_Exercise details_
Transcribe the records that follow, preserving every word.
----
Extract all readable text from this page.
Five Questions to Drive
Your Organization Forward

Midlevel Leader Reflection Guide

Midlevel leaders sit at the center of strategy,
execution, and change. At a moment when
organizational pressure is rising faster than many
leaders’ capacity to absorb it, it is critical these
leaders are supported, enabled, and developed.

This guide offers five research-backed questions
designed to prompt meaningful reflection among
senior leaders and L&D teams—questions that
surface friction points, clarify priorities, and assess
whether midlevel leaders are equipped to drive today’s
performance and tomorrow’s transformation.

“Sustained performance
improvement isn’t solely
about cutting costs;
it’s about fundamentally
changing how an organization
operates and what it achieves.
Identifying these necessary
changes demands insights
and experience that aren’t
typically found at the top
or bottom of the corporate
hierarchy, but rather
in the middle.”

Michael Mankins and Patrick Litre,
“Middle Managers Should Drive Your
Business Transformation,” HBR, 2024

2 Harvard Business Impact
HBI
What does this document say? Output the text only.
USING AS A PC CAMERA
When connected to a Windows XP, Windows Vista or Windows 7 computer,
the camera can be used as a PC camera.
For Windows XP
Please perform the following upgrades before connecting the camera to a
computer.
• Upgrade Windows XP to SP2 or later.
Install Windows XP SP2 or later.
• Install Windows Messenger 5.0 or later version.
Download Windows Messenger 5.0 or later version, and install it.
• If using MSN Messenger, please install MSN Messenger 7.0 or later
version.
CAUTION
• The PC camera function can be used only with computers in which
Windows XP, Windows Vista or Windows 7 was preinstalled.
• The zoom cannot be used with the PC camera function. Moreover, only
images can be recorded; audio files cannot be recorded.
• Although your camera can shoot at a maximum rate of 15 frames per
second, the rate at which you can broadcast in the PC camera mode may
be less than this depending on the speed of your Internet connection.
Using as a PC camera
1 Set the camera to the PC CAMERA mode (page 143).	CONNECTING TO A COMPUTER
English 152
----
_Full solution_
Extract all readable text from this page.
Five Questions to Drive
Your Organization Forward

Midlevel Leader Reflection Guide

Midlevel leaders sit at the center of strategy,
execution, and change. At a moment when
organizational pressure is rising faster than many
leaders’ capacity to absorb it, it is critical these
leaders are supported, enabled, and developed.

This guide offers five research-backed questions
designed to prompt meaningful reflection among
senior leaders and L&D teams—questions that
surface friction points, clarify priorities, and assess
whether midlevel leaders are equipped to drive today’s
performance and tomorrow’s transformation.

“Sustained performance
improvement isn’t solely
about cutting costs;
it’s about fundamentally
changing how an organization
operates and what it achieves.
Identifying these necessary
changes demands insights
and experience that aren’t
typically found at the top
or bottom of the corporate
hierarchy, but rather
in the middle.”

Michael Mankins and Patrick Litre,
“Middle Managers Should Drive Your
Business Transformation,” HBR, 2024

2 Harvard Business Impact
HBI
What does this document say? Output the text only.
USING AS A PC CAMERA
When connected to a Windows XP, Windows Vista or Windows 7 computer,
the camera can be used as a PC camera.
For Windows XP
Please perform the following upgrades before connecting the camera to a
computer.
• Upgrade Windows XP to SP2 or later.
Install Windows XP SP2 or later.
• Install Windows Messenger 5.0 or later version.
Download Windows Messenger 5.0 or later version, and install it.
• If using MSN Messenger, please install MSN Messenger 7.0 or later
version.
CAUTION
• The PC camera function can be used only with computers in which
Windows XP, Windows Vista or Windows 7 was preinstalled.
• The zoom cannot be used with the PC camera function. Moreover, only
images can be recorded; audio files cannot be recorded.
• Although your camera can shoot at a maximum rate of 15 frames per
second, the rate at which you can broadcast in the PC camera mode may
be less than this depending on the speed of your Internet connection.
Using as a PC camera
1 Set the camera to the PC CAMERA mode (page 143).	CONNECTING TO A COMPUTER
English 152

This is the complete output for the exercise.